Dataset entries
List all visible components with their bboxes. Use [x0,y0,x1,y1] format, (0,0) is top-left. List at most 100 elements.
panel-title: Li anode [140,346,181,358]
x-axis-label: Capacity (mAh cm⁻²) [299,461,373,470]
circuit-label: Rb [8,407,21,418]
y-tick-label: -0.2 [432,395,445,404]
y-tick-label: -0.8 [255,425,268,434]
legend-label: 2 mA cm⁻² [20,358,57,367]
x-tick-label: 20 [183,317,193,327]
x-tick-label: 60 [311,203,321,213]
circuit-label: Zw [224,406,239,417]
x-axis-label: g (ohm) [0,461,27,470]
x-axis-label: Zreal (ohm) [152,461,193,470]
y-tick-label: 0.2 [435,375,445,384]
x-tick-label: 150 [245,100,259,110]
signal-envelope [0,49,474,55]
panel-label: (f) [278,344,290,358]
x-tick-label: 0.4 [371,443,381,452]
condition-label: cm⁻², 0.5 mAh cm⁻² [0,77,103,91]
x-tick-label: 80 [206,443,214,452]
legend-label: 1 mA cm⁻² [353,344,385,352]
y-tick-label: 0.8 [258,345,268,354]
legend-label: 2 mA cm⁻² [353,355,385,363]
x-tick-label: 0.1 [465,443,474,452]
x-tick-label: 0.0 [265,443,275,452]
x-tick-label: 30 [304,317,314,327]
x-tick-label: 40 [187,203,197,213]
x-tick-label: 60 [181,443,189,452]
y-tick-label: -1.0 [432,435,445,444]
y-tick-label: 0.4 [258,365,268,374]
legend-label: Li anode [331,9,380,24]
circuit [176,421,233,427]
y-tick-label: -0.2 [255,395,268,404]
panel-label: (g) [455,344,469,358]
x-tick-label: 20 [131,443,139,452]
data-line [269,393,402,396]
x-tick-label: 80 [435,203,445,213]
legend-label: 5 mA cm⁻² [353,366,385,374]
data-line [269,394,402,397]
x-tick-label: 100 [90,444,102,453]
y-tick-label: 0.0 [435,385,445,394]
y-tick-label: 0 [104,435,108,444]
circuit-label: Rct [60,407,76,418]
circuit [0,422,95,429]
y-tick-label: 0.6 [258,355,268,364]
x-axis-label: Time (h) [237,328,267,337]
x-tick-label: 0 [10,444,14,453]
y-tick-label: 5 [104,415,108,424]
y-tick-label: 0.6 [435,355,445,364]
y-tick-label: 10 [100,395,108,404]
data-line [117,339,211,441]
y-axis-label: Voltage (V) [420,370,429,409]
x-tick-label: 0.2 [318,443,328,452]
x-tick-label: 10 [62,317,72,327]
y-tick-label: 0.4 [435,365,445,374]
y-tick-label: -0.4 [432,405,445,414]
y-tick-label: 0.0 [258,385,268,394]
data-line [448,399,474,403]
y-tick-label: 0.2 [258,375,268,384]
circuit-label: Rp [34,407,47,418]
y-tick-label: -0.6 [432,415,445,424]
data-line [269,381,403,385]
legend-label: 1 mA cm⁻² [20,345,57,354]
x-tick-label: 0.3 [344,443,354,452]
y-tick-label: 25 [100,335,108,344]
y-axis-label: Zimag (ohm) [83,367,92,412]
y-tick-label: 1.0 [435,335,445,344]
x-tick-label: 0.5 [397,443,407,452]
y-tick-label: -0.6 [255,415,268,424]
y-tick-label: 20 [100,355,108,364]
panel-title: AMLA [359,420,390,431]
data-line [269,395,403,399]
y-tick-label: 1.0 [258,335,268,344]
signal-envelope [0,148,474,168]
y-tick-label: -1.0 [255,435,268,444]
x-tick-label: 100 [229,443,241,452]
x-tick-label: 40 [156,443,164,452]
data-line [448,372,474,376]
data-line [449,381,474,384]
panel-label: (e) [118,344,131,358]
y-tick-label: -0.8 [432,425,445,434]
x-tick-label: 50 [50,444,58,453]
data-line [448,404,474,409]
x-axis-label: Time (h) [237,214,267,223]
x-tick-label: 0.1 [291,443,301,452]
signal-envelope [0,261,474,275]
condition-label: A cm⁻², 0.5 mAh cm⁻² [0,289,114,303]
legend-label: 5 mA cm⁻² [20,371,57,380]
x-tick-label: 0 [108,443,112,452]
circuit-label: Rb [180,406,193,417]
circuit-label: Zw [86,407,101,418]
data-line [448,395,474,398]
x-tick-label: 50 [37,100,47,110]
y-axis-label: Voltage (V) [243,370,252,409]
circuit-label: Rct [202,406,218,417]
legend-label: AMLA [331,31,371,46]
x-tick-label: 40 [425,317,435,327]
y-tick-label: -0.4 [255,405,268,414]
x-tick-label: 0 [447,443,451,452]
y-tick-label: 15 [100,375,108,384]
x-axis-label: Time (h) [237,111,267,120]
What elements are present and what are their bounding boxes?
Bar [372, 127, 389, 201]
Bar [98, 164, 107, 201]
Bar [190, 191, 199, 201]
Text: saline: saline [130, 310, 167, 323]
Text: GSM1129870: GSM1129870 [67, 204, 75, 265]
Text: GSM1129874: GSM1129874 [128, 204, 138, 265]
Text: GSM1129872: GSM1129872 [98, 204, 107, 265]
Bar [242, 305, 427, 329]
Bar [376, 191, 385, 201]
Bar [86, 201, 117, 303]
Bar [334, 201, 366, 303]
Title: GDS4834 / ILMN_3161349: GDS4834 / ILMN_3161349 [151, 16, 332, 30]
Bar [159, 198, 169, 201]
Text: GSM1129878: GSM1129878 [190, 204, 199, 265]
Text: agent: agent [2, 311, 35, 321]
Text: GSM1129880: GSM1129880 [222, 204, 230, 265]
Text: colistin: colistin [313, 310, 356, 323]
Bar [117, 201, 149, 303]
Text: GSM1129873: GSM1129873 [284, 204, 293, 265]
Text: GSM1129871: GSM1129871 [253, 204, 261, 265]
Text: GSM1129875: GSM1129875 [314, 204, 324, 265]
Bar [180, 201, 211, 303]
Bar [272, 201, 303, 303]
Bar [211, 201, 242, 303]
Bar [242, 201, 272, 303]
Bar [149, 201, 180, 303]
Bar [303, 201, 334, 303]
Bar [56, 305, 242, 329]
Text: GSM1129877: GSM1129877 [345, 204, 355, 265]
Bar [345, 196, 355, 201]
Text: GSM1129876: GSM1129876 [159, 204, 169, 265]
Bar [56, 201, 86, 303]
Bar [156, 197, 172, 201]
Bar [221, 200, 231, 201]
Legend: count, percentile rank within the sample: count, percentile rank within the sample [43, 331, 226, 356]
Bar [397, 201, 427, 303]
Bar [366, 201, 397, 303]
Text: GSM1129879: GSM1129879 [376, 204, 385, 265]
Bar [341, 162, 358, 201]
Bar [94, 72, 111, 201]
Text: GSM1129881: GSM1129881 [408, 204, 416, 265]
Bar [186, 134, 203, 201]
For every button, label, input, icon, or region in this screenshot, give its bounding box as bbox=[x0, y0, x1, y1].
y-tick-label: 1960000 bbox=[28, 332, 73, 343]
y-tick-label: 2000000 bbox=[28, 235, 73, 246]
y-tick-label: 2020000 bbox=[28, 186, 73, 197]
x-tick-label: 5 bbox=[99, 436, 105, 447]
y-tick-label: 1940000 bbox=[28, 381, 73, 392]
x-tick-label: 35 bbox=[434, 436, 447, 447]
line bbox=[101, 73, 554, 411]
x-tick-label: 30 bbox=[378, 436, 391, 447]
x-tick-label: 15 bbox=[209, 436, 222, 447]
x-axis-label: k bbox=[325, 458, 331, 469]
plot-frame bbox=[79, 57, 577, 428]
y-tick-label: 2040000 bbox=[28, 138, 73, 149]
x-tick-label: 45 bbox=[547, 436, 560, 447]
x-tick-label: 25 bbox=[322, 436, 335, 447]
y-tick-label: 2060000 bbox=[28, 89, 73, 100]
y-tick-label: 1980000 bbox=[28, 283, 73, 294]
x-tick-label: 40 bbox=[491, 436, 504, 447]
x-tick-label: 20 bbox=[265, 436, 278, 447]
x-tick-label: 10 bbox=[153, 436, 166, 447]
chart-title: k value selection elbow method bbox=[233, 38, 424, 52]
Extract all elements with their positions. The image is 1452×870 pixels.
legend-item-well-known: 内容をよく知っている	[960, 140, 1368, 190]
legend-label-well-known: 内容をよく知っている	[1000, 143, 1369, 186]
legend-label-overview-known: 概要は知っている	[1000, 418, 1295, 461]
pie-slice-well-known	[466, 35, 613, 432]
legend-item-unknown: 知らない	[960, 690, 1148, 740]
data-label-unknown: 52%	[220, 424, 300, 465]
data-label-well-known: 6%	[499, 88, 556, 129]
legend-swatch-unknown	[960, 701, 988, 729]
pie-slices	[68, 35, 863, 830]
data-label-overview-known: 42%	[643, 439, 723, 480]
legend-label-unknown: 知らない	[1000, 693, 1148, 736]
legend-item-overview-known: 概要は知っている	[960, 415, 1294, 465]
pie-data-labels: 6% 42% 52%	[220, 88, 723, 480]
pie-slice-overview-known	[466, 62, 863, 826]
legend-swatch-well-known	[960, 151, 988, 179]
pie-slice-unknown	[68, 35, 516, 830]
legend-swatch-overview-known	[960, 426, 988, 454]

WRITTEN INSTRUCTION: Can you reproduce the listing verbatim, from its first line through the line containing "y-tick-label: -0.2 [432,395,445,404]", with both of those lines included?

ANSWER BELOW:
List all visible components with their bboxes. Use [x0,y0,x1,y1] format, (0,0) is top-left. List at most 100 elements.
panel-title: Li anode [140,346,181,358]
x-axis-label: Capacity (mAh cm⁻²) [299,461,373,470]
circuit-label: Rb [8,407,21,418]
y-tick-label: -0.2 [432,395,445,404]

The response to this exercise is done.